Exercise objective
If a line in the data below contains the word "ACTIVE", copy it out.

Items from a data source
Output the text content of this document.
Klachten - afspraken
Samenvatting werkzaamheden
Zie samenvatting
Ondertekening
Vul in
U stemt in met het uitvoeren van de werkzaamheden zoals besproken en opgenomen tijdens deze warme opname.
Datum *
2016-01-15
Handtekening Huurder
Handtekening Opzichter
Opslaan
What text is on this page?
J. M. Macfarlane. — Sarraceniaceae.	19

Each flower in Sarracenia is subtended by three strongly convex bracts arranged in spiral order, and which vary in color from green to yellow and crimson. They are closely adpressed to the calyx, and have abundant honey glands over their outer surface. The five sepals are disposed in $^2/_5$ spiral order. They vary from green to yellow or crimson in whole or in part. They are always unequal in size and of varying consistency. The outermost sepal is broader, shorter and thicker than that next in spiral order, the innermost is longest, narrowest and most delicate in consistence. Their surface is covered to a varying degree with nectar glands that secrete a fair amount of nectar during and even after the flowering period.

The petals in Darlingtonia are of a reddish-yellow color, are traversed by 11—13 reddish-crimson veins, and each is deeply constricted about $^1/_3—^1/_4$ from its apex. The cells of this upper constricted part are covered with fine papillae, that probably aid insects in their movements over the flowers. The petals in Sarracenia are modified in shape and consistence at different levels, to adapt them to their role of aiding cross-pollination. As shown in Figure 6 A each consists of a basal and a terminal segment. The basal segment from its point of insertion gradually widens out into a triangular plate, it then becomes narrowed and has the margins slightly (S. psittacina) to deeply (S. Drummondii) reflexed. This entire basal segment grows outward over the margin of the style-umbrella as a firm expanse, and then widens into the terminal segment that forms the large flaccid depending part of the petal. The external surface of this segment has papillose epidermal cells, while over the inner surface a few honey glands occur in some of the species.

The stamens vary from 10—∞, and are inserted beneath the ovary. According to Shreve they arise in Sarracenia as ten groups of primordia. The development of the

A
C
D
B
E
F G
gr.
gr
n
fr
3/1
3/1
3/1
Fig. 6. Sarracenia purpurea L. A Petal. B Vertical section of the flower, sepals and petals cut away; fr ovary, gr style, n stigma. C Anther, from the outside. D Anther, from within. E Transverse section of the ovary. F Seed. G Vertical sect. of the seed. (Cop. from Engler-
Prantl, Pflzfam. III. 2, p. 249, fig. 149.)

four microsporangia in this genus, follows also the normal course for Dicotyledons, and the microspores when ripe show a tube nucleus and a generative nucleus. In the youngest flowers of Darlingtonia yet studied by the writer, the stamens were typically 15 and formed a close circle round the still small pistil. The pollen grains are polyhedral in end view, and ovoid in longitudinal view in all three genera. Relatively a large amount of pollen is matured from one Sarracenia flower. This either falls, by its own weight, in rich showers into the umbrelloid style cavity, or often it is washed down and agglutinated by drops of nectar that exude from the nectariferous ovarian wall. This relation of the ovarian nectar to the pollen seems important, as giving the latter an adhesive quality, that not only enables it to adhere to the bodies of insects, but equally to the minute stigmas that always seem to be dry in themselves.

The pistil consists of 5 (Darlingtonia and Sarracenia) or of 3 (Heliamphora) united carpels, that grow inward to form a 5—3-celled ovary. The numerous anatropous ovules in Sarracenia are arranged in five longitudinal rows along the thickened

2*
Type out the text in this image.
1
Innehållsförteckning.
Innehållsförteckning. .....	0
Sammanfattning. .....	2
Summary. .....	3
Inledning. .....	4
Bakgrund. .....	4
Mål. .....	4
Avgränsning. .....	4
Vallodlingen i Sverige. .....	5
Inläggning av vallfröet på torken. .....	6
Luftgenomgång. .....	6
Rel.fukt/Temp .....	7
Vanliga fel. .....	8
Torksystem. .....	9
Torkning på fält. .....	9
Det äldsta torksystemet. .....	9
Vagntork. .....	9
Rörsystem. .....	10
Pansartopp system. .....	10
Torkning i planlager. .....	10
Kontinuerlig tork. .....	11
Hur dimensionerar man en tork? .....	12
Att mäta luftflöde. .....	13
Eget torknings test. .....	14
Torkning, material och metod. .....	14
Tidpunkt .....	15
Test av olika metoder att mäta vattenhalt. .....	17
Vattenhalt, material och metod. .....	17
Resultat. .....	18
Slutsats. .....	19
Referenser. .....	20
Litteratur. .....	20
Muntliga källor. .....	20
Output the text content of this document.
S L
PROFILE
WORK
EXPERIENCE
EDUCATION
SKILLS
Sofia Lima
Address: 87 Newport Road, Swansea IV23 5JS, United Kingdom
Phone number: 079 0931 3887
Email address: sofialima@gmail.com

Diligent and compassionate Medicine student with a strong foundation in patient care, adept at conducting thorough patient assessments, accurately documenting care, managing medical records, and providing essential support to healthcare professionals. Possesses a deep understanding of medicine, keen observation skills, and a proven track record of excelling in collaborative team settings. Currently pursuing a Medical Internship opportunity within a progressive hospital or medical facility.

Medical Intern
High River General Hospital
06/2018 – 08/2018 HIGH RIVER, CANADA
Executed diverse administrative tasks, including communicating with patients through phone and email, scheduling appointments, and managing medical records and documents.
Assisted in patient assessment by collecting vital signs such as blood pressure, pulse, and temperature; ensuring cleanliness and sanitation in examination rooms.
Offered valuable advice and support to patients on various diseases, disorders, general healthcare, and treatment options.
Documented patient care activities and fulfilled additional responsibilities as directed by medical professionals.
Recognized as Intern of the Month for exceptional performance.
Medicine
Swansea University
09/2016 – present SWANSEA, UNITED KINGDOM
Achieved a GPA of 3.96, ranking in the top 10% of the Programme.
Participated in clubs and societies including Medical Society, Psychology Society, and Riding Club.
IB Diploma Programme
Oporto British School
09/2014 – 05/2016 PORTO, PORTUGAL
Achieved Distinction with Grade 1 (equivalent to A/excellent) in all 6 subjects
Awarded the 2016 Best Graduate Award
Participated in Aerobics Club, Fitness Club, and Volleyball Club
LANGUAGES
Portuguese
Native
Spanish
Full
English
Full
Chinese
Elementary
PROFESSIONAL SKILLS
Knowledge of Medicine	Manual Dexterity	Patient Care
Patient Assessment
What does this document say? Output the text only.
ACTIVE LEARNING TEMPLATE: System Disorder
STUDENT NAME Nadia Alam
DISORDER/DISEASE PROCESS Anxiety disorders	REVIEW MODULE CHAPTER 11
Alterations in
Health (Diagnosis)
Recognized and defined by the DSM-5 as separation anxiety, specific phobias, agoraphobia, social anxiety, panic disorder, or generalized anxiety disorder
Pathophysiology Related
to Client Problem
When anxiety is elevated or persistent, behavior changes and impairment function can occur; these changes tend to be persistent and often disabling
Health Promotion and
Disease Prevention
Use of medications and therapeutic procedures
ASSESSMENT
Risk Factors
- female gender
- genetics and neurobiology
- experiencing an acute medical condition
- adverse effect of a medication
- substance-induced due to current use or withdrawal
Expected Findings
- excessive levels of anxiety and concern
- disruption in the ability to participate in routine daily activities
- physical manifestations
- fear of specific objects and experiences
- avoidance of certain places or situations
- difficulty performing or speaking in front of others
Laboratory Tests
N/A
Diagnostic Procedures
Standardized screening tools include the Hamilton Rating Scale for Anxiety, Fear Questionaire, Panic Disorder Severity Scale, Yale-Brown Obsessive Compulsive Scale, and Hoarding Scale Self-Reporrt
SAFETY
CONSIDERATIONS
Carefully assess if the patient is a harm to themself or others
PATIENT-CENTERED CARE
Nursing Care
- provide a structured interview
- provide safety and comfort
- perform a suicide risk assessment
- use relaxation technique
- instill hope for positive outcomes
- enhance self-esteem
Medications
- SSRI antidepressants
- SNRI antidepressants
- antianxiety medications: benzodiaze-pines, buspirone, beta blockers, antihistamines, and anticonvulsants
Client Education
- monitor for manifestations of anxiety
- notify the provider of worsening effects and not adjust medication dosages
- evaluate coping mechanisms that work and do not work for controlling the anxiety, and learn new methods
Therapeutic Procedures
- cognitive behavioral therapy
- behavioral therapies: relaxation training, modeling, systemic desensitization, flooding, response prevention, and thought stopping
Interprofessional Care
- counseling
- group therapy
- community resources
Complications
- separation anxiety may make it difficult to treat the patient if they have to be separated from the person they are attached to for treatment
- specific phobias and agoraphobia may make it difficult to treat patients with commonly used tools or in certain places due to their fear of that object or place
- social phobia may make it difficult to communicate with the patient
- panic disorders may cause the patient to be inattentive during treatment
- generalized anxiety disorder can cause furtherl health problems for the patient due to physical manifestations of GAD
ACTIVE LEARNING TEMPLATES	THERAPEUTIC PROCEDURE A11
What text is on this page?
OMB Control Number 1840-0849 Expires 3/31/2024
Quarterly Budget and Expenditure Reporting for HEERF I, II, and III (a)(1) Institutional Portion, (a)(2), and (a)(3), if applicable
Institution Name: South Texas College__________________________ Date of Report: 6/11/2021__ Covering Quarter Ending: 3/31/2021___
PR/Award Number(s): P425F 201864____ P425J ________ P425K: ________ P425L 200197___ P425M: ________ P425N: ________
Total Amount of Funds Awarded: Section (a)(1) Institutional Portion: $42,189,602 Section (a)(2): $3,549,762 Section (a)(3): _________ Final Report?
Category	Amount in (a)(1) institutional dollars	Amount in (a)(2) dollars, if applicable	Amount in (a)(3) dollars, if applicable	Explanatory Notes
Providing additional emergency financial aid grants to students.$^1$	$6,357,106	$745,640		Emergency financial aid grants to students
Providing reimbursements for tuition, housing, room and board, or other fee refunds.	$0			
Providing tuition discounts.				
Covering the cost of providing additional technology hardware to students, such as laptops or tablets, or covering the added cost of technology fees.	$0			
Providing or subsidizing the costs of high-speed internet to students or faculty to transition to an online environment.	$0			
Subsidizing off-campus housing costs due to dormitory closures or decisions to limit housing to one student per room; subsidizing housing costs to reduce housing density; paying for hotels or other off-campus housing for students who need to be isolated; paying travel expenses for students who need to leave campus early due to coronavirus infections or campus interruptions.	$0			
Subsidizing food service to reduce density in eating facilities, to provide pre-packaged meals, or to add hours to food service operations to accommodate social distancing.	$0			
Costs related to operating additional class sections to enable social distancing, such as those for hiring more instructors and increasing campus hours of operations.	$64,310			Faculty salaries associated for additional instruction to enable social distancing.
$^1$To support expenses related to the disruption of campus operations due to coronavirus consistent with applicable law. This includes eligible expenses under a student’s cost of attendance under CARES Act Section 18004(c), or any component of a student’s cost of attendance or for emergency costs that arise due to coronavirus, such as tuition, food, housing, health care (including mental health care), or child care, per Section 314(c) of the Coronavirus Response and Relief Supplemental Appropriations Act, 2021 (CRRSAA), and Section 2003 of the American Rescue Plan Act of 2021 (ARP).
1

Solution for this problem
ACTIVE LEARNING TEMPLATE: System Disorder
ACTIVE LEARNING TEMPLATES	THERAPEUTIC PROCEDURE A11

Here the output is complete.